== MATERIAL SHOWN ==

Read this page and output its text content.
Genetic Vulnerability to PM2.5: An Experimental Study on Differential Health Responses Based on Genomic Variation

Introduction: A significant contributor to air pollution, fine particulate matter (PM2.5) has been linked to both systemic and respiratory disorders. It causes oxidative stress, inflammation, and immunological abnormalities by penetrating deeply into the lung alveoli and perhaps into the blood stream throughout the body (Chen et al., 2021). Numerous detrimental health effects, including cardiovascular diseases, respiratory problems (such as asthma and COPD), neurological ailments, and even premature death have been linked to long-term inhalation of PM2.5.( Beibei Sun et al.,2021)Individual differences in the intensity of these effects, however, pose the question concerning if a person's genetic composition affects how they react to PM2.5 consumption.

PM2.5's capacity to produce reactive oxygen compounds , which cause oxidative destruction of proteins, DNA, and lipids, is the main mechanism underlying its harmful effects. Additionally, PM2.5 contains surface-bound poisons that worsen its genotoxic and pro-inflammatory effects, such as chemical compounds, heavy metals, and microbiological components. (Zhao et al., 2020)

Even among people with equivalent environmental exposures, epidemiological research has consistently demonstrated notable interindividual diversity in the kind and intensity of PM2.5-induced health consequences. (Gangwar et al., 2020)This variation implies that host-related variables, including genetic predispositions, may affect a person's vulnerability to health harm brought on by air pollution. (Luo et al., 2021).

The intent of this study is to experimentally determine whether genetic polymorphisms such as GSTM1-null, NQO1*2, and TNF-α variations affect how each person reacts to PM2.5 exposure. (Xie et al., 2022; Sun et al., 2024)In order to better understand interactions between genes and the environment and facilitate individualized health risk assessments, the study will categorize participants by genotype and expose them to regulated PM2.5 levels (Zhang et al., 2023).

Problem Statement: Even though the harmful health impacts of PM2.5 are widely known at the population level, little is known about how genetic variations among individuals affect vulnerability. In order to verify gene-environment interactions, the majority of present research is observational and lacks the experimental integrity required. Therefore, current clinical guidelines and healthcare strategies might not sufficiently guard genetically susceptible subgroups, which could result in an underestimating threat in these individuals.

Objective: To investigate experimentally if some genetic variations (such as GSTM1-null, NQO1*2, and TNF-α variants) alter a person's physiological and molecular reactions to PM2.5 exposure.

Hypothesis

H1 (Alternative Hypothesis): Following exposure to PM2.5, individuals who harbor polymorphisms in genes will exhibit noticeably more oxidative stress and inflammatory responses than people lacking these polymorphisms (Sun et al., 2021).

===

## TASK DIRECTIONS
Nothing may be left out. Retype all the entries exactly.

## TASK ANSWER
Read this page and output its text content.
Genetic Vulnerability to PM2.5: An Experimental Study on Differential Health Responses Based on Genomic Variation

Introduction: A significant contributor to air pollution, fine particulate matter (PM2.5) has been linked to both systemic and respiratory disorders. It causes oxidative stress, inflammation, and immunological abnormalities by penetrating deeply into the lung alveoli and perhaps into the blood stream throughout the body (Chen et al., 2021). Numerous detrimental health effects, including cardiovascular diseases, respiratory problems (such as asthma and COPD), neurological ailments, and even premature death have been linked to long-term inhalation of PM2.5.( Beibei Sun et al.,2021)Individual differences in the intensity of these effects, however, pose the question concerning if a person's genetic composition affects how they react to PM2.5 consumption.

PM2.5's capacity to produce reactive oxygen compounds , which cause oxidative destruction of proteins, DNA, and lipids, is the main mechanism underlying its harmful effects. Additionally, PM2.5 contains surface-bound poisons that worsen its genotoxic and pro-inflammatory effects, such as chemical compounds, heavy metals, and microbiological components. (Zhao et al., 2020)

Even among people with equivalent environmental exposures, epidemiological research has consistently demonstrated notable interindividual diversity in the kind and intensity of PM2.5-induced health consequences. (Gangwar et al., 2020)This variation implies that host-related variables, including genetic predispositions, may affect a person's vulnerability to health harm brought on by air pollution. (Luo et al., 2021).

The intent of this study is to experimentally determine whether genetic polymorphisms such as GSTM1-null, NQO1*2, and TNF-α variations affect how each person reacts to PM2.5 exposure. (Xie et al., 2022; Sun et al., 2024)In order to better understand interactions between genes and the environment and facilitate individualized health risk assessments, the study will categorize participants by genotype and expose them to regulated PM2.5 levels (Zhang et al., 2023).

Problem Statement: Even though the harmful health impacts of PM2.5 are widely known at the population level, little is known about how genetic variations among individuals affect vulnerability. In order to verify gene-environment interactions, the majority of present research is observational and lacks the experimental integrity required. Therefore, current clinical guidelines and healthcare strategies might not sufficiently guard genetically susceptible subgroups, which could result in an underestimating threat in these individuals.

Objective: To investigate experimentally if some genetic variations (such as GSTM1-null, NQO1*2, and TNF-α variants) alter a person's physiological and molecular reactions to PM2.5 exposure.

Hypothesis

H1 (Alternative Hypothesis): Following exposure to PM2.5, individuals who harbor polymorphisms in genes will exhibit noticeably more oxidative stress and inflammatory responses than people lacking these polymorphisms (Sun et al., 2021).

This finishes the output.